▶ [GIVEN INSTRUCTION] Leaving out the pictures, please retype each record exactly.

▶ [DATASET ROWS]
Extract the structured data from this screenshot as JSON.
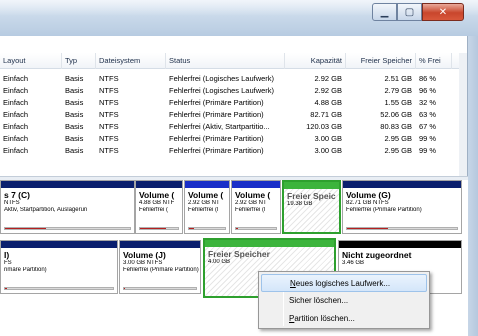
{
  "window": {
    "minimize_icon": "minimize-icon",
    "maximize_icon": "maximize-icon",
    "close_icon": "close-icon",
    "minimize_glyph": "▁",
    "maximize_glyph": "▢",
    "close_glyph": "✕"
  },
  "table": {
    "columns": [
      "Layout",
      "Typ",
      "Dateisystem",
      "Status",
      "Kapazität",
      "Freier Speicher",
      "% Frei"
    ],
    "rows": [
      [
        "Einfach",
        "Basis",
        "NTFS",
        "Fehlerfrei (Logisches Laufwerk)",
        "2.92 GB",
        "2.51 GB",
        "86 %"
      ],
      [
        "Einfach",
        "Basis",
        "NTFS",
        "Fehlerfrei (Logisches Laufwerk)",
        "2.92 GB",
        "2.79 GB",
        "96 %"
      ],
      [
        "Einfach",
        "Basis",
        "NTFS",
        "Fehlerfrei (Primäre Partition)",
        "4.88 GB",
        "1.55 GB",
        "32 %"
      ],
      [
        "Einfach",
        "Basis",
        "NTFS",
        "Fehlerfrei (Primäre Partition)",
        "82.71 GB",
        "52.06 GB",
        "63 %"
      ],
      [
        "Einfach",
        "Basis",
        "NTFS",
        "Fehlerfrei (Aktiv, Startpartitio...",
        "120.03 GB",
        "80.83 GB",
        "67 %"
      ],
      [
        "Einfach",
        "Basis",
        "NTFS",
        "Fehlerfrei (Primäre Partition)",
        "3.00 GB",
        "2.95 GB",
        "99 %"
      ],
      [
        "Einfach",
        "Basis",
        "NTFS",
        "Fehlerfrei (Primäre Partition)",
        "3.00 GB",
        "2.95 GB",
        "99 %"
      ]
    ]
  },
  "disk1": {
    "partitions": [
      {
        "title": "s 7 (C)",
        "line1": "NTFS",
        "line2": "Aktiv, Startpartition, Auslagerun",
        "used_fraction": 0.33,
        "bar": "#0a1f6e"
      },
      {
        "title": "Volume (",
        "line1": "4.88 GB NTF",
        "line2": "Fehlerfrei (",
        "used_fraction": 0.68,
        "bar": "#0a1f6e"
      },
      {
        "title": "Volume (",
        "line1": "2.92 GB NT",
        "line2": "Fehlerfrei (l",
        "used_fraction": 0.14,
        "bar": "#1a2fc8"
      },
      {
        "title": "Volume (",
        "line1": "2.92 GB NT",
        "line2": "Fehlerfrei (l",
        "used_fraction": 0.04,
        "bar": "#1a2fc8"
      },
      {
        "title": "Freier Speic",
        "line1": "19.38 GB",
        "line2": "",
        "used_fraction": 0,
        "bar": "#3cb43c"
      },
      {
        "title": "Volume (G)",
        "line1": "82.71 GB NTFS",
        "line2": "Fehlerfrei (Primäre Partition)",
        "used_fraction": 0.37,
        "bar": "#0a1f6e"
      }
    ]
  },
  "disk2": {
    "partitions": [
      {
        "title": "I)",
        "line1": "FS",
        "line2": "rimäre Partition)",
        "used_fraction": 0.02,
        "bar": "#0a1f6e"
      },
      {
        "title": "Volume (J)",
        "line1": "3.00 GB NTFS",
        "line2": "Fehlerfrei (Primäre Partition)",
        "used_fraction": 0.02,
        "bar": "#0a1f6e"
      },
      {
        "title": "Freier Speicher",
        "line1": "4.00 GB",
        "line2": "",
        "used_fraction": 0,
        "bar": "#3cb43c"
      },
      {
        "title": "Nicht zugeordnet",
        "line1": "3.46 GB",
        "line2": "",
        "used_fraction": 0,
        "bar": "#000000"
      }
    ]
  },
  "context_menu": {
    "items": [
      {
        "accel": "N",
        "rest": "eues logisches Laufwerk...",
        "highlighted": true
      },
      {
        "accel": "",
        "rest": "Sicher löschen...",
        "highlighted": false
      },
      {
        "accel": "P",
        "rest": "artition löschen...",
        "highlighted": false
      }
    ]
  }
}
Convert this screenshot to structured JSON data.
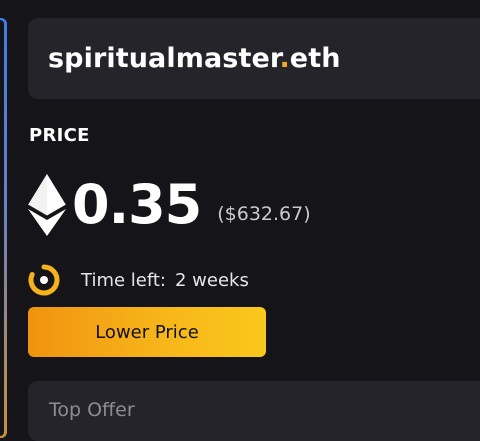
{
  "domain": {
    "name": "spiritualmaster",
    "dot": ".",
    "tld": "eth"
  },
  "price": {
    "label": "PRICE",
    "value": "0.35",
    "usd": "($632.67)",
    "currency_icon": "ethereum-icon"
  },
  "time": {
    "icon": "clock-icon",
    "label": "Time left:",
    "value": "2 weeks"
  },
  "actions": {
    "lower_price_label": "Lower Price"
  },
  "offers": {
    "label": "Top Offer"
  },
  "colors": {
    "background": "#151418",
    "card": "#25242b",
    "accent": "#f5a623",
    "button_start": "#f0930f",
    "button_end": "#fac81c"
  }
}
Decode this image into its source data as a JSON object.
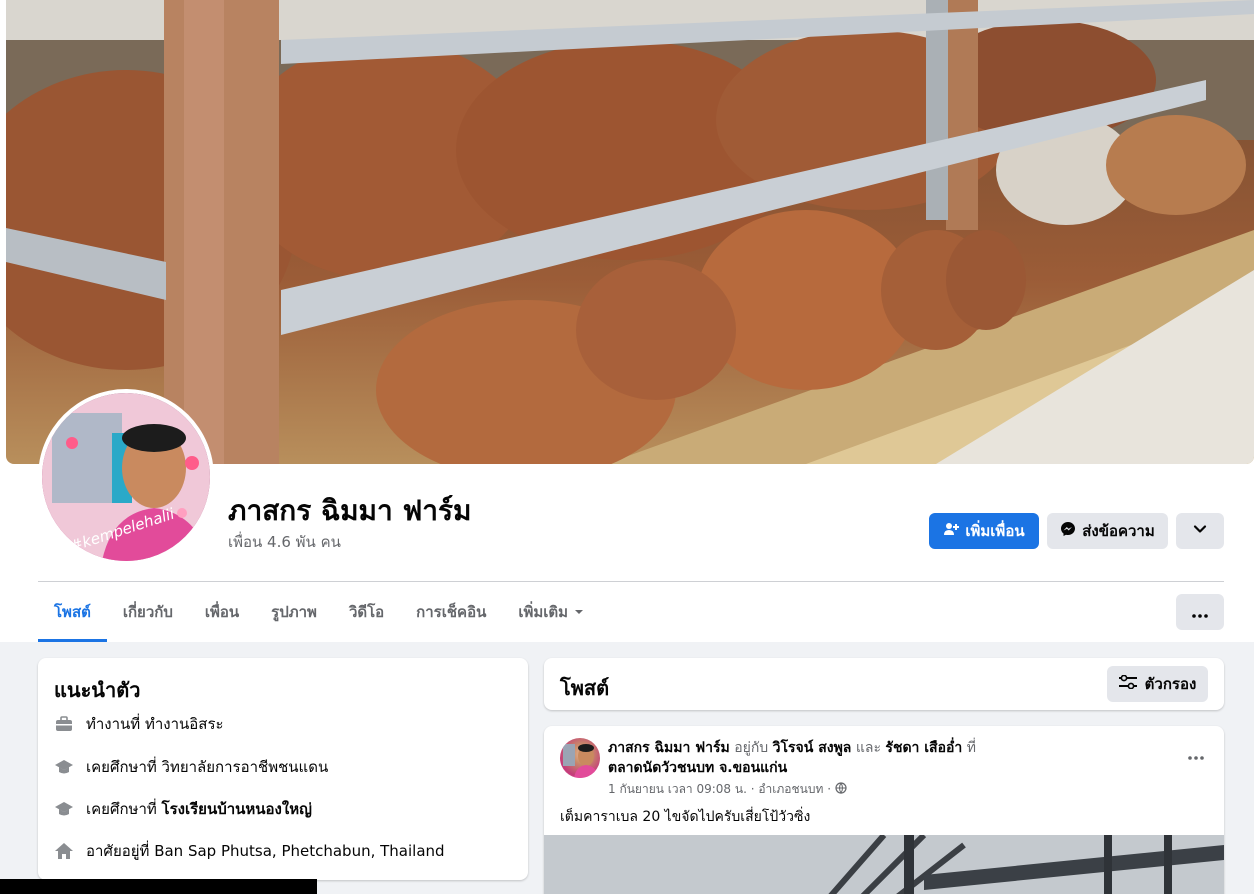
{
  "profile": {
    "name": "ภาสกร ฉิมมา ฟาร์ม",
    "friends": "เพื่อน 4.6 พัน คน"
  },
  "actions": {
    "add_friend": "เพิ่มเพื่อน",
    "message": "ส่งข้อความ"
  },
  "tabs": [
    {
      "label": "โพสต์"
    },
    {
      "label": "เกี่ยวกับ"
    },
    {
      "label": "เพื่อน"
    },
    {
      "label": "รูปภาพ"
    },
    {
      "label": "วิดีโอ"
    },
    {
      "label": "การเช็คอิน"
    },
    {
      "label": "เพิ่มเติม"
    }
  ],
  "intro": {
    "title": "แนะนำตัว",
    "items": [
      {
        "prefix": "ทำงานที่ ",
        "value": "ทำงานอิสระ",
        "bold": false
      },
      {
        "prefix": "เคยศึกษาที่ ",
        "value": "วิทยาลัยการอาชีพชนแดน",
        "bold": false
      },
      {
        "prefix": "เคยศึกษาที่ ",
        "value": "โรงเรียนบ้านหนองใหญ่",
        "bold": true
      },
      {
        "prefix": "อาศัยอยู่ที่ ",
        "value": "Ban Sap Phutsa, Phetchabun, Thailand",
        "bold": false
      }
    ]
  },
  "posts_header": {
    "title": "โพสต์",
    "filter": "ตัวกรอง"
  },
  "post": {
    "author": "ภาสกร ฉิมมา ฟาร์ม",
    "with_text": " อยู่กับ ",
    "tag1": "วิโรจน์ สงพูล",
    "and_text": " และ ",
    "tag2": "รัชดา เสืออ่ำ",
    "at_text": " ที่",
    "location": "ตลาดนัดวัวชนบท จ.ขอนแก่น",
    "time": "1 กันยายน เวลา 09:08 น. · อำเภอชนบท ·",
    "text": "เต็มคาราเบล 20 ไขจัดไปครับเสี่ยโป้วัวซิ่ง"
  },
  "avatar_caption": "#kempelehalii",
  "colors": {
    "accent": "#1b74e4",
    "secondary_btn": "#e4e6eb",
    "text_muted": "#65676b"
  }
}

▶ [CORRECT OUTPUT]
Extract the structured data from this screenshot as JSON.
{
  "window": {
    "minimize_icon": "minimize-icon",
    "maximize_icon": "maximize-icon",
    "close_icon": "close-icon",
    "minimize_glyph": "▁",
    "maximize_glyph": "▢",
    "close_glyph": "✕"
  },
  "table": {
    "columns": [
      "Layout",
      "Typ",
      "Dateisystem",
      "Status",
      "Kapazität",
      "Freier Speicher",
      "% Frei"
    ],
    "rows": [
      [
        "Einfach",
        "Basis",
        "NTFS",
        "Fehlerfrei (Logisches Laufwerk)",
        "2.92 GB",
        "2.51 GB",
        "86 %"
      ],
      [
        "Einfach",
        "Basis",
        "NTFS",
        "Fehlerfrei (Logisches Laufwerk)",
        "2.92 GB",
        "2.79 GB",
        "96 %"
      ],
      [
        "Einfach",
        "Basis",
        "NTFS",
        "Fehlerfrei (Primäre Partition)",
        "4.88 GB",
        "1.55 GB",
        "32 %"
      ],
      [
        "Einfach",
        "Basis",
        "NTFS",
        "Fehlerfrei (Primäre Partition)",
        "82.71 GB",
        "52.06 GB",
        "63 %"
      ],
      [
        "Einfach",
        "Basis",
        "NTFS",
        "Fehlerfrei (Aktiv, Startpartitio...",
        "120.03 GB",
        "80.83 GB",
        "67 %"
      ],
      [
        "Einfach",
        "Basis",
        "NTFS",
        "Fehlerfrei (Primäre Partition)",
        "3.00 GB",
        "2.95 GB",
        "99 %"
      ],
      [
        "Einfach",
        "Basis",
        "NTFS",
        "Fehlerfrei (Primäre Partition)",
        "3.00 GB",
        "2.95 GB",
        "99 %"
      ]
    ]
  },
  "disk1": {
    "partitions": [
      {
        "title": "s 7 (C)",
        "line1": "NTFS",
        "line2": "Aktiv, Startpartition, Auslagerun",
        "used_fraction": 0.33,
        "bar": "#0a1f6e"
      },
      {
        "title": "Volume (",
        "line1": "4.88 GB NTF",
        "line2": "Fehlerfrei (",
        "used_fraction": 0.68,
        "bar": "#0a1f6e"
      },
      {
        "title": "Volume (",
        "line1": "2.92 GB NT",
        "line2": "Fehlerfrei (l",
        "used_fraction": 0.14,
        "bar": "#1a2fc8"
      },
      {
        "title": "Volume (",
        "line1": "2.92 GB NT",
        "line2": "Fehlerfrei (l",
        "used_fraction": 0.04,
        "bar": "#1a2fc8"
      },
      {
        "title": "Freier Speic",
        "line1": "19.38 GB",
        "line2": "",
        "used_fraction": 0,
        "bar": "#3cb43c"
      },
      {
        "title": "Volume (G)",
        "line1": "82.71 GB NTFS",
        "line2": "Fehlerfrei (Primäre Partition)",
        "used_fraction": 0.37,
        "bar": "#0a1f6e"
      }
    ]
  },
  "disk2": {
    "partitions": [
      {
        "title": "I)",
        "line1": "FS",
        "line2": "rimäre Partition)",
        "used_fraction": 0.02,
        "bar": "#0a1f6e"
      },
      {
        "title": "Volume (J)",
        "line1": "3.00 GB NTFS",
        "line2": "Fehlerfrei (Primäre Partition)",
        "used_fraction": 0.02,
        "bar": "#0a1f6e"
      },
      {
        "title": "Freier Speicher",
        "line1": "4.00 GB",
        "line2": "",
        "used_fraction": 0,
        "bar": "#3cb43c"
      },
      {
        "title": "Nicht zugeordnet",
        "line1": "3.46 GB",
        "line2": "",
        "used_fraction": 0,
        "bar": "#000000"
      }
    ]
  },
  "context_menu": {
    "items": [
      {
        "accel": "N",
        "rest": "eues logisches Laufwerk...",
        "highlighted": true
      },
      {
        "accel": "",
        "rest": "Sicher löschen...",
        "highlighted": false
      },
      {
        "accel": "P",
        "rest": "artition löschen...",
        "highlighted": false
      }
    ]
  }
}
Convert this screenshot to structured JSON data.
{
  "domain": {
    "name": "spiritualmaster",
    "dot": ".",
    "tld": "eth"
  },
  "price": {
    "label": "PRICE",
    "value": "0.35",
    "usd": "($632.67)",
    "currency_icon": "ethereum-icon"
  },
  "time": {
    "icon": "clock-icon",
    "label": "Time left:",
    "value": "2 weeks"
  },
  "actions": {
    "lower_price_label": "Lower Price"
  },
  "offers": {
    "label": "Top Offer"
  },
  "colors": {
    "background": "#151418",
    "card": "#25242b",
    "accent": "#f5a623",
    "button_start": "#f0930f",
    "button_end": "#fac81c"
  }
}
Decode this image into its source data as a JSON object.
{
  "profile": {
    "name": "ภาสกร ฉิมมา ฟาร์ม",
    "friends": "เพื่อน 4.6 พัน คน"
  },
  "actions": {
    "add_friend": "เพิ่มเพื่อน",
    "message": "ส่งข้อความ"
  },
  "tabs": [
    {
      "label": "โพสต์"
    },
    {
      "label": "เกี่ยวกับ"
    },
    {
      "label": "เพื่อน"
    },
    {
      "label": "รูปภาพ"
    },
    {
      "label": "วิดีโอ"
    },
    {
      "label": "การเช็คอิน"
    },
    {
      "label": "เพิ่มเติม"
    }
  ],
  "intro": {
    "title": "แนะนำตัว",
    "items": [
      {
        "prefix": "ทำงานที่ ",
        "value": "ทำงานอิสระ",
        "bold": false
      },
      {
        "prefix": "เคยศึกษาที่ ",
        "value": "วิทยาลัยการอาชีพชนแดน",
        "bold": false
      },
      {
        "prefix": "เคยศึกษาที่ ",
        "value": "โรงเรียนบ้านหนองใหญ่",
        "bold": true
      },
      {
        "prefix": "อาศัยอยู่ที่ ",
        "value": "Ban Sap Phutsa, Phetchabun, Thailand",
        "bold": false
      }
    ]
  },
  "posts_header": {
    "title": "โพสต์",
    "filter": "ตัวกรอง"
  },
  "post": {
    "author": "ภาสกร ฉิมมา ฟาร์ม",
    "with_text": " อยู่กับ ",
    "tag1": "วิโรจน์ สงพูล",
    "and_text": " และ ",
    "tag2": "รัชดา เสืออ่ำ",
    "at_text": " ที่",
    "location": "ตลาดนัดวัวชนบท จ.ขอนแก่น",
    "time": "1 กันยายน เวลา 09:08 น. · อำเภอชนบท ·",
    "text": "เต็มคาราเบล 20 ไขจัดไปครับเสี่ยโป้วัวซิ่ง"
  },
  "avatar_caption": "#kempelehalii",
  "colors": {
    "accent": "#1b74e4",
    "secondary_btn": "#e4e6eb",
    "text_muted": "#65676b"
  }
}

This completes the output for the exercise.